(DATA TO USE)

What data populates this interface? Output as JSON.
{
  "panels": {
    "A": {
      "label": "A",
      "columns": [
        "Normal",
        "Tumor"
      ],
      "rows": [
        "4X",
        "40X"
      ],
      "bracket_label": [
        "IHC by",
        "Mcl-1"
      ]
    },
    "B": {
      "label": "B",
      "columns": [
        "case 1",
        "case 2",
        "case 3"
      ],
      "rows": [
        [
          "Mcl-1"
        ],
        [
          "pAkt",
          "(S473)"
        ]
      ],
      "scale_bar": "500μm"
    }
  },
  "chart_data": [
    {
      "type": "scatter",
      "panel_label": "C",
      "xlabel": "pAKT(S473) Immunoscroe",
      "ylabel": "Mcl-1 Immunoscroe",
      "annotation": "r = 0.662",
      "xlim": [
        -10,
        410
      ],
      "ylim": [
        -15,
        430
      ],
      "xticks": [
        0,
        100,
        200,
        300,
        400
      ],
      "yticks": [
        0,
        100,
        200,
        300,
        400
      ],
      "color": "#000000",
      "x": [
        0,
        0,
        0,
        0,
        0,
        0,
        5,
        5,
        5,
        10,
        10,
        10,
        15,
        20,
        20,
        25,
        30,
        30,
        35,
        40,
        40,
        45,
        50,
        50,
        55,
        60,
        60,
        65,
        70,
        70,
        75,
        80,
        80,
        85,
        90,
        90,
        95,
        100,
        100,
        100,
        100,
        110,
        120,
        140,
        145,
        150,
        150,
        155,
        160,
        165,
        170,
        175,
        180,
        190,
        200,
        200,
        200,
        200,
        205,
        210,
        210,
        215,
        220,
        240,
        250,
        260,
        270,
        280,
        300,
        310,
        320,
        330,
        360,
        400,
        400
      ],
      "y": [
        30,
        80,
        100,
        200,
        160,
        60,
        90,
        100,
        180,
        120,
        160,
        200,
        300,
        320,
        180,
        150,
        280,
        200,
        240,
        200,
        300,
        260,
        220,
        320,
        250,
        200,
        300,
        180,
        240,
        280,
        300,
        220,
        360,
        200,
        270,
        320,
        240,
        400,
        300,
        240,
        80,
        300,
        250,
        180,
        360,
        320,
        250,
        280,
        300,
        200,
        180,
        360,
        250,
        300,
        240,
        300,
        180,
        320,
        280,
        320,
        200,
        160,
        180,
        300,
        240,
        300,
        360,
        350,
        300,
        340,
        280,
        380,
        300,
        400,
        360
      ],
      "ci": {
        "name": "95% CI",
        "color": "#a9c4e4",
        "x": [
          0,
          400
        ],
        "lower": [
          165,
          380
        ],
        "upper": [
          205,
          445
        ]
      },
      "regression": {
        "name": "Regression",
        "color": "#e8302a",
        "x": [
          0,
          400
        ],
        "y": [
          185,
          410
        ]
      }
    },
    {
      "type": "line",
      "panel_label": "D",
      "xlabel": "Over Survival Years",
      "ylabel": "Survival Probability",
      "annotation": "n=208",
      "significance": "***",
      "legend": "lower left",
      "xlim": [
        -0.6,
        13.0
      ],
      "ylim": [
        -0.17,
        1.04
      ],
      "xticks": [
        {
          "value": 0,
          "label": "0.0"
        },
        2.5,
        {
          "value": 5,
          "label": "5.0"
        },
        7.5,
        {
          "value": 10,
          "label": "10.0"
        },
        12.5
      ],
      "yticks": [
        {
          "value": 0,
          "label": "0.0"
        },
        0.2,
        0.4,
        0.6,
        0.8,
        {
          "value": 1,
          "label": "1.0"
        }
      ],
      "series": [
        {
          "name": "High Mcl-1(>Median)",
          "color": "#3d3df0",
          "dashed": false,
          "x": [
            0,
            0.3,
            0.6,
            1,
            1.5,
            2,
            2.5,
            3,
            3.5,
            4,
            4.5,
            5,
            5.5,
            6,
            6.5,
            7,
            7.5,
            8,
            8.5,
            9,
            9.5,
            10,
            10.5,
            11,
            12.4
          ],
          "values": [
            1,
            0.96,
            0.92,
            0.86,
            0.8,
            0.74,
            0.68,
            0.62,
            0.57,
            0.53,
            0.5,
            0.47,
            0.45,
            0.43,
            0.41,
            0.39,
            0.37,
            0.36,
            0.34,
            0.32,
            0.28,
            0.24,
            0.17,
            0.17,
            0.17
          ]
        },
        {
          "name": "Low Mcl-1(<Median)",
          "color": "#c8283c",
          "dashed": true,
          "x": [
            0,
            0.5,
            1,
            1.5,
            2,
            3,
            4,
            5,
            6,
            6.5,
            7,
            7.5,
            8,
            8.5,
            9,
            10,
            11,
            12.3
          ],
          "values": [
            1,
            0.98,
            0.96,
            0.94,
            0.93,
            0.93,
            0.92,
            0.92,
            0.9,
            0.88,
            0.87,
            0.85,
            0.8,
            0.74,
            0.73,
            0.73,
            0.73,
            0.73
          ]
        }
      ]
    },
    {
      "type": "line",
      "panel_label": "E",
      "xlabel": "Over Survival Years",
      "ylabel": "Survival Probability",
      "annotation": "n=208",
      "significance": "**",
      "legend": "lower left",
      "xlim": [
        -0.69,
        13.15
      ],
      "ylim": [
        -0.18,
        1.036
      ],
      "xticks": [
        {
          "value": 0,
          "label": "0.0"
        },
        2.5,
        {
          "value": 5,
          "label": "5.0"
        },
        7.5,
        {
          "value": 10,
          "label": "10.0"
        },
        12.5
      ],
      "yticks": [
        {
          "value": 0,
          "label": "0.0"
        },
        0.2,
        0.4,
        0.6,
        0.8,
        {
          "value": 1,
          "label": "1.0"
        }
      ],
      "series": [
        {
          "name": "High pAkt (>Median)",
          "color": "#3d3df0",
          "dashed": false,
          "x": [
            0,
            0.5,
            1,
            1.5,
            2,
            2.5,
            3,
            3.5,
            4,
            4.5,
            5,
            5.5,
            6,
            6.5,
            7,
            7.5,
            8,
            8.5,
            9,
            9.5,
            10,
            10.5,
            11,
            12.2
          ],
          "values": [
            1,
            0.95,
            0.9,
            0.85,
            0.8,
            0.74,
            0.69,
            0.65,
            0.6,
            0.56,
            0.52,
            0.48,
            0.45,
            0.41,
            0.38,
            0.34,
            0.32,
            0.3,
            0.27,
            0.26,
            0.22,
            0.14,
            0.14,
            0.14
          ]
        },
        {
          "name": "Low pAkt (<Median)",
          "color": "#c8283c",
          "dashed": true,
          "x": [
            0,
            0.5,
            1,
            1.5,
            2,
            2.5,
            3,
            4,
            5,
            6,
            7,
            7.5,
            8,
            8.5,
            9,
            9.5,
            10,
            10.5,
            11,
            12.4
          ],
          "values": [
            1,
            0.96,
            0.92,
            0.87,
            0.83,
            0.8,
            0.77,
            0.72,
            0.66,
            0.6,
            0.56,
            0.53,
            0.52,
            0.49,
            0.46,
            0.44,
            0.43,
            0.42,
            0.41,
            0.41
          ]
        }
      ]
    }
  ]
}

(End DATA TO USE)

# [ASSIGNMENT]
Each line of the material above needs to be quoted exactly, please.

# [WORKED SOLUTION]
What data populates this interface? Output as JSON.
{
  "panels": {
    "A": {
      "label": "A",
      "columns": [
        "Normal",
        "Tumor"
      ],
      "rows": [
        "4X",
        "40X"
      ],
      "bracket_label": [
        "IHC by",
        "Mcl-1"
      ]
    },
    "B": {
      "label": "B",
      "columns": [
        "case 1",
        "case 2",
        "case 3"
      ],
      "rows": [
        [
          "Mcl-1"
        ],
        [
          "pAkt",
          "(S473)"
        ]
      ],
      "scale_bar": "500μm"
    }
  },
  "chart_data": [
    {
      "type": "scatter",
      "panel_label": "C",
      "xlabel": "pAKT(S473) Immunoscroe",
      "ylabel": "Mcl-1 Immunoscroe",
      "annotation": "r = 0.662",
      "xlim": [
        -10,
        410
      ],
      "ylim": [
        -15,
        430
      ],
      "xticks": [
        0,
        100,
        200,
        300,
        400
      ],
      "yticks": [
        0,
        100,
        200,
        300,
        400
      ],
      "color": "#000000",
      "x": [
        0,
        0,
        0,
        0,
        0,
        0,
        5,
        5,
        5,
        10,
        10,
        10,
        15,
        20,
        20,
        25,
        30,
        30,
        35,
        40,
        40,
        45,
        50,
        50,
        55,
        60,
        60,
        65,
        70,
        70,
        75,
        80,
        80,
        85,
        90,
        90,
        95,
        100,
        100,
        100,
        100,
        110,
        120,
        140,
        145,
        150,
        150,
        155,
        160,
        165,
        170,
        175,
        180,
        190,
        200,
        200,
        200,
        200,
        205,
        210,
        210,
        215,
        220,
        240,
        250,
        260,
        270,
        280,
        300,
        310,
        320,
        330,
        360,
        400,
        400
      ],
      "y": [
        30,
        80,
        100,
        200,
        160,
        60,
        90,
        100,
        180,
        120,
        160,
        200,
        300,
        320,
        180,
        150,
        280,
        200,
        240,
        200,
        300,
        260,
        220,
        320,
        250,
        200,
        300,
        180,
        240,
        280,
        300,
        220,
        360,
        200,
        270,
        320,
        240,
        400,
        300,
        240,
        80,
        300,
        250,
        180,
        360,
        320,
        250,
        280,
        300,
        200,
        180,
        360,
        250,
        300,
        240,
        300,
        180,
        320,
        280,
        320,
        200,
        160,
        180,
        300,
        240,
        300,
        360,
        350,
        300,
        340,
        280,
        380,
        300,
        400,
        360
      ],
      "ci": {
        "name": "95% CI",
        "color": "#a9c4e4",
        "x": [
          0,
          400
        ],
        "lower": [
          165,
          380
        ],
        "upper": [
          205,
          445
        ]
      },
      "regression": {
        "name": "Regression",
        "color": "#e8302a",
        "x": [
          0,
          400
        ],
        "y": [
          185,
          410
        ]
      }
    },
    {
      "type": "line",
      "panel_label": "D",
      "xlabel": "Over Survival Years",
      "ylabel": "Survival Probability",
      "annotation": "n=208",
      "significance": "***",
      "legend": "lower left",
      "xlim": [
        -0.6,
        13.0
      ],
      "ylim": [
        -0.17,
        1.04
      ],
      "xticks": [
        {
          "value": 0,
          "label": "0.0"
        },
        2.5,
        {
          "value": 5,
          "label": "5.0"
        },
        7.5,
        {
          "value": 10,
          "label": "10.0"
        },
        12.5
      ],
      "yticks": [
        {
          "value": 0,
          "label": "0.0"
        },
        0.2,
        0.4,
        0.6,
        0.8,
        {
          "value": 1,
          "label": "1.0"
        }
      ],
      "series": [
        {
          "name": "High Mcl-1(>Median)",
          "color": "#3d3df0",
          "dashed": false,
          "x": [
            0,
            0.3,
            0.6,
            1,
            1.5,
            2,
            2.5,
            3,
            3.5,
            4,
            4.5,
            5,
            5.5,
            6,
            6.5,
            7,
            7.5,
            8,
            8.5,
            9,
            9.5,
            10,
            10.5,
            11,
            12.4
          ],
          "values": [
            1,
            0.96,
            0.92,
            0.86,
            0.8,
            0.74,
            0.68,
            0.62,
            0.57,
            0.53,
            0.5,
            0.47,
            0.45,
            0.43,
            0.41,
            0.39,
            0.37,
            0.36,
            0.34,
            0.32,
            0.28,
            0.24,
            0.17,
            0.17,
            0.17
          ]
        },
        {
          "name": "Low Mcl-1(<Median)",
          "color": "#c8283c",
          "dashed": true,
          "x": [
            0,
            0.5,
            1,
            1.5,
            2,
            3,
            4,
            5,
            6,
            6.5,
            7,
            7.5,
            8,
            8.5,
            9,
            10,
            11,
            12.3
          ],
          "values": [
            1,
            0.98,
            0.96,
            0.94,
            0.93,
            0.93,
            0.92,
            0.92,
            0.9,
            0.88,
            0.87,
            0.85,
            0.8,
            0.74,
            0.73,
            0.73,
            0.73,
            0.73
          ]
        }
      ]
    },
    {
      "type": "line",
      "panel_label": "E",
      "xlabel": "Over Survival Years",
      "ylabel": "Survival Probability",
      "annotation": "n=208",
      "significance": "**",
      "legend": "lower left",
      "xlim": [
        -0.69,
        13.15
      ],
      "ylim": [
        -0.18,
        1.036
      ],
      "xticks": [
        {
          "value": 0,
          "label": "0.0"
        },
        2.5,
        {
          "value": 5,
          "label": "5.0"
        },
        7.5,
        {
          "value": 10,
          "label": "10.0"
        },
        12.5
      ],
      "yticks": [
        {
          "value": 0,
          "label": "0.0"
        },
        0.2,
        0.4,
        0.6,
        0.8,
        {
          "value": 1,
          "label": "1.0"
        }
      ],
      "series": [
        {
          "name": "High pAkt (>Median)",
          "color": "#3d3df0",
          "dashed": false,
          "x": [
            0,
            0.5,
            1,
            1.5,
            2,
            2.5,
            3,
            3.5,
            4,
            4.5,
            5,
            5.5,
            6,
            6.5,
            7,
            7.5,
            8,
            8.5,
            9,
            9.5,
            10,
            10.5,
            11,
            12.2
          ],
          "values": [
            1,
            0.95,
            0.9,
            0.85,
            0.8,
            0.74,
            0.69,
            0.65,
            0.6,
            0.56,
            0.52,
            0.48,
            0.45,
            0.41,
            0.38,
            0.34,
            0.32,
            0.3,
            0.27,
            0.26,
            0.22,
            0.14,
            0.14,
            0.14
          ]
        },
        {
          "name": "Low pAkt (<Median)",
          "color": "#c8283c",
          "dashed": true,
          "x": [
            0,
            0.5,
            1,
            1.5,
            2,
            2.5,
            3,
            4,
            5,
            6,
            7,
            7.5,
            8,
            8.5,
            9,
            9.5,
            10,
            10.5,
            11,
            12.4
          ],
          "values": [
            1,
            0.96,
            0.92,
            0.87,
            0.83,
            0.8,
            0.77,
            0.72,
            0.66,
            0.6,
            0.56,
            0.53,
            0.52,
            0.49,
            0.46,
            0.44,
            0.43,
            0.42,
            0.41,
            0.41
          ]
        }
      ]
    }
  ]
}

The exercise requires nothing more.